Required task: Find the lines with the string "side" and return them.

━━━ Record set

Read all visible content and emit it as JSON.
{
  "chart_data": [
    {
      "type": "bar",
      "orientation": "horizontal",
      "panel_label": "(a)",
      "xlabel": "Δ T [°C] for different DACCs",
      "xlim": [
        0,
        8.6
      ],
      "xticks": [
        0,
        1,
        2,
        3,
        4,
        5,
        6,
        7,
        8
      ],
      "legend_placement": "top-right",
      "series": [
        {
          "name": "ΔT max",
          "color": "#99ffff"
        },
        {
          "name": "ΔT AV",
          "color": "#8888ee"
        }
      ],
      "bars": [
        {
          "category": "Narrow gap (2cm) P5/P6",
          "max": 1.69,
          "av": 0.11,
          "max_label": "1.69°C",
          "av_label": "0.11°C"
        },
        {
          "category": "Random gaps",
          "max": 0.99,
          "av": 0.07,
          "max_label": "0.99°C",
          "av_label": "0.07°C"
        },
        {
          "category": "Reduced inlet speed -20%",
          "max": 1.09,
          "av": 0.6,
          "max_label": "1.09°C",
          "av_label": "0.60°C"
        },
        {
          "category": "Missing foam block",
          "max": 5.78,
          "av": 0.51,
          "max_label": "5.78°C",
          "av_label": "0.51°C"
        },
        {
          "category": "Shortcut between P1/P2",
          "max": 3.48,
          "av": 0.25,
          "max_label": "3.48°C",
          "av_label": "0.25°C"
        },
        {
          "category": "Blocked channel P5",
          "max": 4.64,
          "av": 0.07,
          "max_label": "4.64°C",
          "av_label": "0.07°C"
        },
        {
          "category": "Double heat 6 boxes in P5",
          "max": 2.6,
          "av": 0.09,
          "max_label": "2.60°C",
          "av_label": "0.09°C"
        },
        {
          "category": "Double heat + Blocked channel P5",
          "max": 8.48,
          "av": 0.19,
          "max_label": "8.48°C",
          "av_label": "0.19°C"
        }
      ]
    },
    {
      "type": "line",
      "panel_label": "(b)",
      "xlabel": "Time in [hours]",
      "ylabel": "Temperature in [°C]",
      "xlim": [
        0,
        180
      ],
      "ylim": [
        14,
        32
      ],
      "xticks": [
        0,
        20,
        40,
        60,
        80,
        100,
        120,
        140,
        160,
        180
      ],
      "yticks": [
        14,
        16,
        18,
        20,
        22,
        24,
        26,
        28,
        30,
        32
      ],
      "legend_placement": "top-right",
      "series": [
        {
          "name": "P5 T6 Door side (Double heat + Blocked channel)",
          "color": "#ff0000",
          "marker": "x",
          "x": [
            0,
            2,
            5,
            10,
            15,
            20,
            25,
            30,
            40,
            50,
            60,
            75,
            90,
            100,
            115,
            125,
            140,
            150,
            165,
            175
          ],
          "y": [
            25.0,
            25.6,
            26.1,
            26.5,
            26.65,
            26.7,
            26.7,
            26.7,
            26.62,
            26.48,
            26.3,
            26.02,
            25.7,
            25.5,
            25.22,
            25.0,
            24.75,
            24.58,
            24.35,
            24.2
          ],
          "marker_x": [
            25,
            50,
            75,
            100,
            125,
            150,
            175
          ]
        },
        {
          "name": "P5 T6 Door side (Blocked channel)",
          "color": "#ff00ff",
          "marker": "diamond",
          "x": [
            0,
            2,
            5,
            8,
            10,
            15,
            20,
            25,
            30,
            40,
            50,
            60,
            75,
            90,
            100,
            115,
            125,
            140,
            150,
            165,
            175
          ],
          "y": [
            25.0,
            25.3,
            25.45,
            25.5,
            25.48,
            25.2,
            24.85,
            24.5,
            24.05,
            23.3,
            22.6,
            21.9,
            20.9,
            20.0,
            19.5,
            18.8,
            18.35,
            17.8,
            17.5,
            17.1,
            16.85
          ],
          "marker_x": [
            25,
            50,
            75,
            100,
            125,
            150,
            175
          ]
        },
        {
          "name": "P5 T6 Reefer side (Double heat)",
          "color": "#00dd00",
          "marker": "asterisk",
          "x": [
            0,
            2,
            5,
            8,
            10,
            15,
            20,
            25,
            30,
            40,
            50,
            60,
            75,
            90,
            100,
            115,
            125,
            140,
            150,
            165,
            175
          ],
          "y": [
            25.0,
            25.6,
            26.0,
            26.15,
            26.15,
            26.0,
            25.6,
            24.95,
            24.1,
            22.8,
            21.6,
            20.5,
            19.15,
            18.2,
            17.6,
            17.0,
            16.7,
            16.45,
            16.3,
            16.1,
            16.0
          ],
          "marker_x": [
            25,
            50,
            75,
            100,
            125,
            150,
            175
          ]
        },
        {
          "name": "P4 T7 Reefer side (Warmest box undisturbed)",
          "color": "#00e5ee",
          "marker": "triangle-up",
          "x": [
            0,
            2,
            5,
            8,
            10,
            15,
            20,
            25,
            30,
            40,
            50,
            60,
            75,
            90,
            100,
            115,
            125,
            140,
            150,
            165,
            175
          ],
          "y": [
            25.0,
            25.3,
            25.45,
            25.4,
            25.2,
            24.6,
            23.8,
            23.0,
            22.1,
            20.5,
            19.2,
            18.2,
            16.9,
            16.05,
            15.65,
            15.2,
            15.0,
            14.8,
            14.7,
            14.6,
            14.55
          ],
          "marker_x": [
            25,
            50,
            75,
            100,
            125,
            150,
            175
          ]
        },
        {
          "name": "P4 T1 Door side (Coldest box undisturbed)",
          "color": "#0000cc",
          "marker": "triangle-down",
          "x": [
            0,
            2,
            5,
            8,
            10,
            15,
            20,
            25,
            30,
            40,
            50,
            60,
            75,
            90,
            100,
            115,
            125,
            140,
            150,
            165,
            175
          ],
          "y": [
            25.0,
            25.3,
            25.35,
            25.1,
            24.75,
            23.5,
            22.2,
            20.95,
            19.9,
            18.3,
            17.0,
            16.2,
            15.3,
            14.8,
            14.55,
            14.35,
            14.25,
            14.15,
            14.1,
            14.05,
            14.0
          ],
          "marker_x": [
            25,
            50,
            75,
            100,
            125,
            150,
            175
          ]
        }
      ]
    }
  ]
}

━━━━━━

Finished exercise:
          "name": "P5 T6 Door side (Double heat + Blocked channel)",
          "name": "P5 T6 Door side (Blocked channel)",
          "name": "P5 T6 Reefer side (Double heat)",
          "name": "P4 T7 Reefer side (Warmest box undisturbed)",
          "name": "P4 T1 Door side (Coldest box undisturbed)",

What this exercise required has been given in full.